- _Records for the task_:

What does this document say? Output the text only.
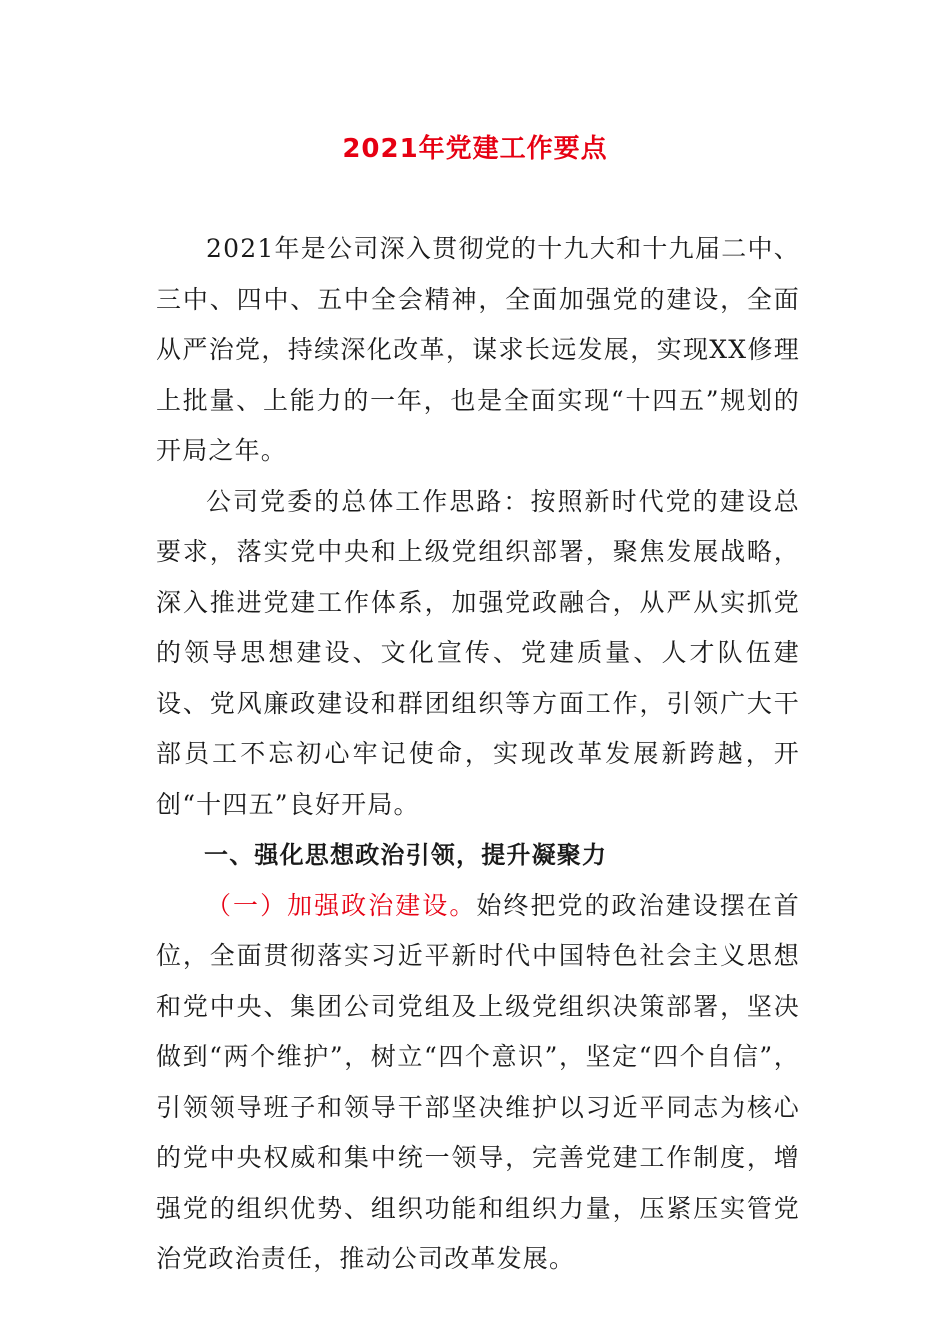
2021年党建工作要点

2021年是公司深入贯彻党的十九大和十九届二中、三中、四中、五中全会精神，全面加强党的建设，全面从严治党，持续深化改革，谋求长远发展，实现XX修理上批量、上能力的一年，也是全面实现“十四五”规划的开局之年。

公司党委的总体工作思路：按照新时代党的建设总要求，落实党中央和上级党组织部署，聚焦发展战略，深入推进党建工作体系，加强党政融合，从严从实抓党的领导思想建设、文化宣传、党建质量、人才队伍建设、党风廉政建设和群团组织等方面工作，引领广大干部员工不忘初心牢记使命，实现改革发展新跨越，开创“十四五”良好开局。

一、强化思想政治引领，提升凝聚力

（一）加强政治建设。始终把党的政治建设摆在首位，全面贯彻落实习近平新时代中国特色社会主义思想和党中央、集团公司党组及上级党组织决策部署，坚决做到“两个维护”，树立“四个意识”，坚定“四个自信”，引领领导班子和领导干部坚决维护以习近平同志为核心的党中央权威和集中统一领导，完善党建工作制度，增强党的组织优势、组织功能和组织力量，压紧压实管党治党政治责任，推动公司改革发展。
--
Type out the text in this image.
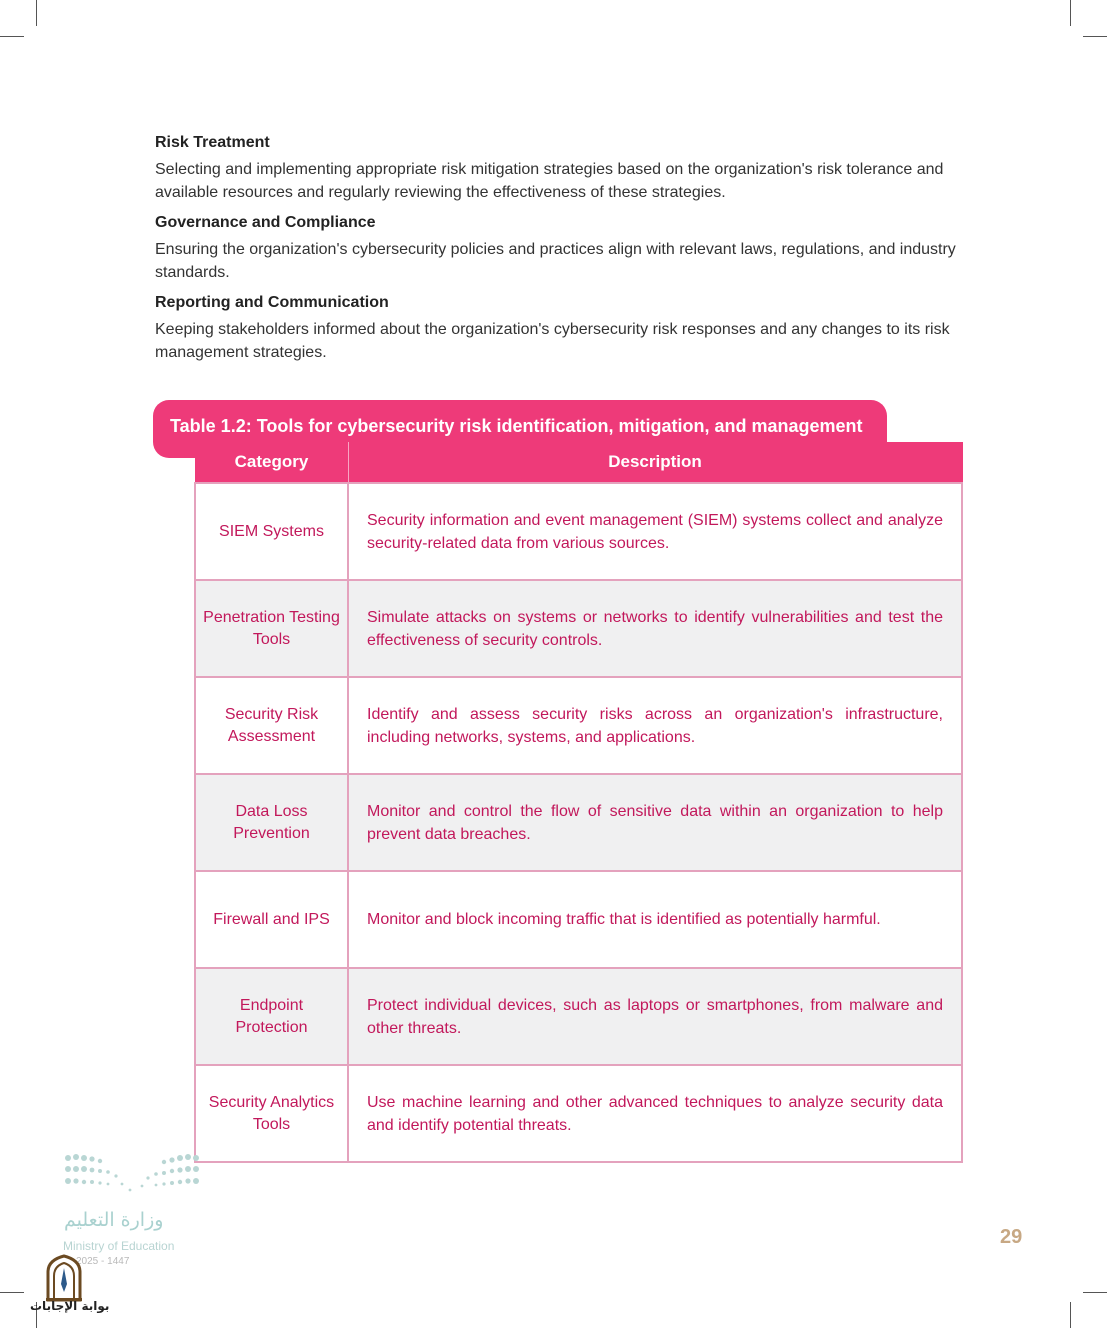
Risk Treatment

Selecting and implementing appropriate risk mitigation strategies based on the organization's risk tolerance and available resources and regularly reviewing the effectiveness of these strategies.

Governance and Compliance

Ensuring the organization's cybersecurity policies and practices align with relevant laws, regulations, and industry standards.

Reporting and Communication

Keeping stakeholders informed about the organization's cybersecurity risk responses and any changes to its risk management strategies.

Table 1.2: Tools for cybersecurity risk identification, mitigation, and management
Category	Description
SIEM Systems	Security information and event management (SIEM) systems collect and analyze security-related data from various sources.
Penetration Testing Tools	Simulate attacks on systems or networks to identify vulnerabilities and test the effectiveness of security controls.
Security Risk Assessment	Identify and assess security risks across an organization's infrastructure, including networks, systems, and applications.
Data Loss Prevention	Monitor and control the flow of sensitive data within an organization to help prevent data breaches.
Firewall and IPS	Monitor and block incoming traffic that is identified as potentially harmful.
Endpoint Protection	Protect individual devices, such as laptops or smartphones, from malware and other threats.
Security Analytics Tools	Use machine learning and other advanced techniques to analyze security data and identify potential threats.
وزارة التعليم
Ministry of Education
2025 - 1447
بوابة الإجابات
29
---
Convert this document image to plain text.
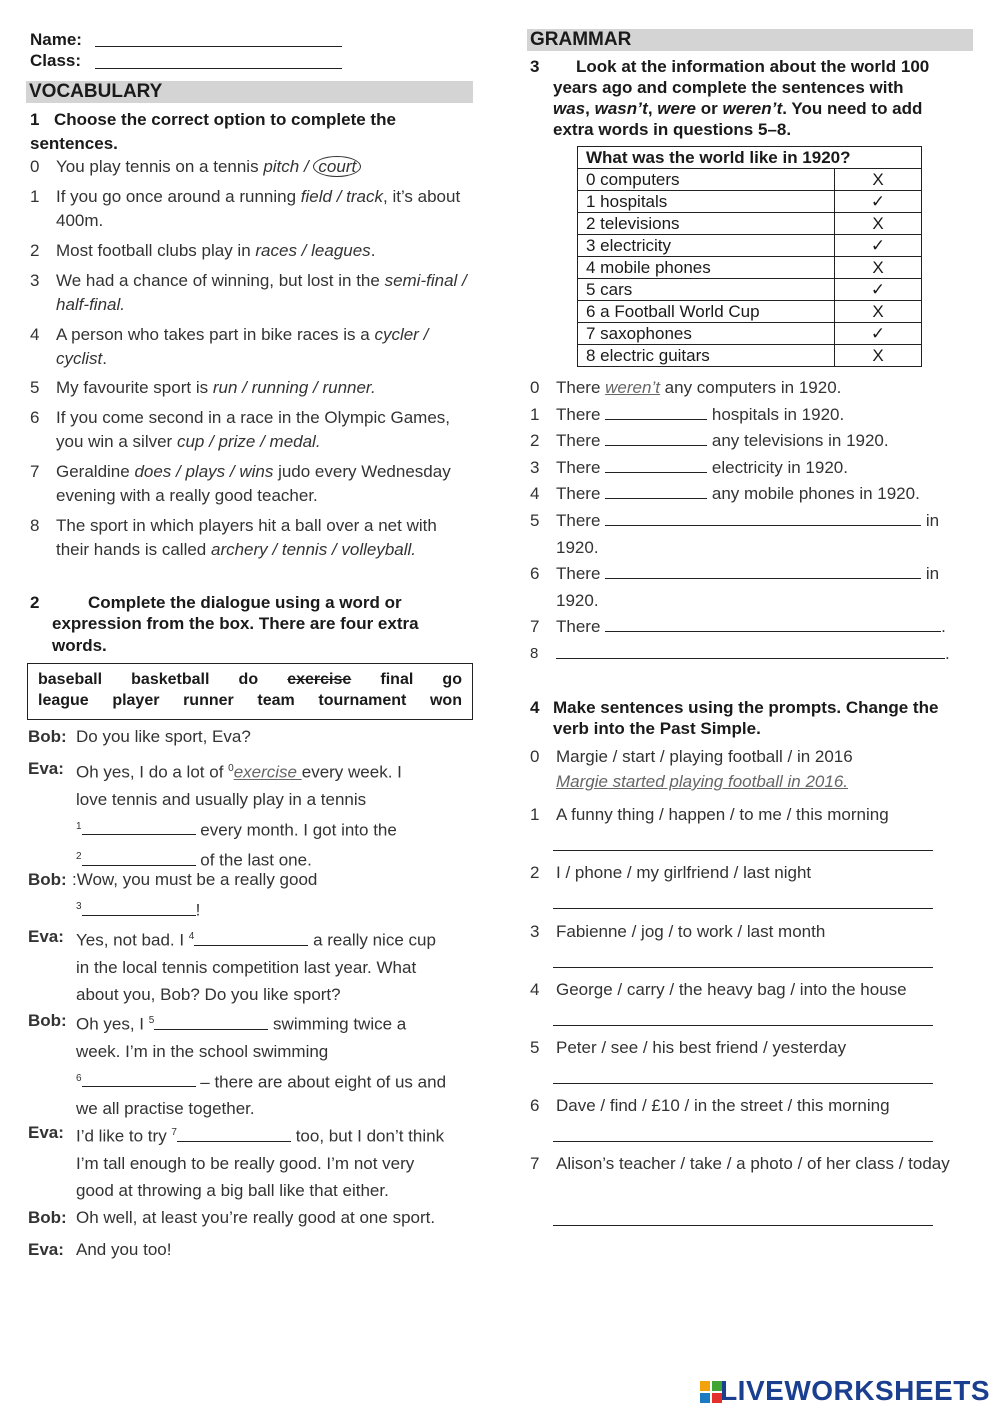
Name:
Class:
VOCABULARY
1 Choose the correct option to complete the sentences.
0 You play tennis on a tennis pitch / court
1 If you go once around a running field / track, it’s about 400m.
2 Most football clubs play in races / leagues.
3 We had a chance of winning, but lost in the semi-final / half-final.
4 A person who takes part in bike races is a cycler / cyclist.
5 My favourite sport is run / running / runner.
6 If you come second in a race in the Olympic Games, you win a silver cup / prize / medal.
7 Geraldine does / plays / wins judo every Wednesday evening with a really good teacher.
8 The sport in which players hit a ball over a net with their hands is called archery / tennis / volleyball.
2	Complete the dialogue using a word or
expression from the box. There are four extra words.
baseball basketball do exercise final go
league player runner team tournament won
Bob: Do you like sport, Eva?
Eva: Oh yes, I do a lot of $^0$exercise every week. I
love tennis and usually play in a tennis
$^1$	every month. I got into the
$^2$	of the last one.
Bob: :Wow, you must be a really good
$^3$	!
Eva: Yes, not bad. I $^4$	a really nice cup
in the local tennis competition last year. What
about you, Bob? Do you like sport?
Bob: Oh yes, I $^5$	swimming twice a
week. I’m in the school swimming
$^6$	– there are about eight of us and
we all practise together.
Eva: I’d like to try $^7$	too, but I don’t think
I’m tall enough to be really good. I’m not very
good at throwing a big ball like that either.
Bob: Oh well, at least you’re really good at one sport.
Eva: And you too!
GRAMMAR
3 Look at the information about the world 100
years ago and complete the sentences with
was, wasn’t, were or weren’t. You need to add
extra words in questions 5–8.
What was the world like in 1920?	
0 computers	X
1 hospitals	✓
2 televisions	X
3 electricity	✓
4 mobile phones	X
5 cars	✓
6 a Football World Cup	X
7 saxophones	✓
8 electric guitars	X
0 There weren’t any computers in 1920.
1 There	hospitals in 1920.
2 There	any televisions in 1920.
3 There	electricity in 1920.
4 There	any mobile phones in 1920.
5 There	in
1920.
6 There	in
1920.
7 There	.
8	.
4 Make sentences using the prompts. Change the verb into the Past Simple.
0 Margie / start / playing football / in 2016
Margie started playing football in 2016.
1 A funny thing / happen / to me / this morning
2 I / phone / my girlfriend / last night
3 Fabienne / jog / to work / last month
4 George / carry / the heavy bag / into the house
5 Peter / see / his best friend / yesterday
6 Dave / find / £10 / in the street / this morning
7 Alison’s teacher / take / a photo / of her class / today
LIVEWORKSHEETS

- _Directions_: Count the lines that include the word "last" and state the result as a bare number.

- _The response_: 4